Extracted data entries
--------------------------------------------------
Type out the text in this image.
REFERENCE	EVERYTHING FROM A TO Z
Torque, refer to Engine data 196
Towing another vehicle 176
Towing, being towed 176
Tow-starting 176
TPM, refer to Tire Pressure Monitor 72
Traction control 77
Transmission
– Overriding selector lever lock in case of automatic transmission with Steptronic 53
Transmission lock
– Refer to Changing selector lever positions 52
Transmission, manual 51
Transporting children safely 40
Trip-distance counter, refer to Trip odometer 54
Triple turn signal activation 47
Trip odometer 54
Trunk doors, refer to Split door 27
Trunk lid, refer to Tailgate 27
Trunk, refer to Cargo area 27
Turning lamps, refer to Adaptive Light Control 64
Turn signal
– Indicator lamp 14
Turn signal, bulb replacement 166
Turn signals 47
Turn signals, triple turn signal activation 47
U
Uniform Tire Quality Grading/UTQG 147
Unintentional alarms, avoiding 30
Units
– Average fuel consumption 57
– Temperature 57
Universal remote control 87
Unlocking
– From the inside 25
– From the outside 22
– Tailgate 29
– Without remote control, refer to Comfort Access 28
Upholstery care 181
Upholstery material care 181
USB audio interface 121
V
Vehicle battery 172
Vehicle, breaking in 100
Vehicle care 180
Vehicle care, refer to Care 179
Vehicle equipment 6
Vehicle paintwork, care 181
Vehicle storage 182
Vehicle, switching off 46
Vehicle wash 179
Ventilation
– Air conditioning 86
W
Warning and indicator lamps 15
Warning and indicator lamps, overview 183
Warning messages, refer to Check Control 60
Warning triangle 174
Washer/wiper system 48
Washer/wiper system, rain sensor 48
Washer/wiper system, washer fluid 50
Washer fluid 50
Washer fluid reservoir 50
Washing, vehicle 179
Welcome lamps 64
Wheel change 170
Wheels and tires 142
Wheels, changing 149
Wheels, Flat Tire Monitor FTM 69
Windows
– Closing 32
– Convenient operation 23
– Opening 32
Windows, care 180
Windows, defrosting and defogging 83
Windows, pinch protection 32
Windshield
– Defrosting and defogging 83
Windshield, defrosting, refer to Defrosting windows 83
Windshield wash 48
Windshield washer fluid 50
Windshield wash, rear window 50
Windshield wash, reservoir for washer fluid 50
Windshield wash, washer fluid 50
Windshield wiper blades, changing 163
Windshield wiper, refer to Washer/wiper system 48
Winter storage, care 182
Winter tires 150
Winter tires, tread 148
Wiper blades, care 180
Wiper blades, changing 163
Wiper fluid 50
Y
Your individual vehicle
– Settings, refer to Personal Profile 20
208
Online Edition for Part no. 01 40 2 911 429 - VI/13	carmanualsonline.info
--------------------------------------------------
| PROBLEM REQUIREMENTS |
Work through the records line by line and tally those holding "Monitor". Reply with the number alone.

| WRITTEN ANSWER |
2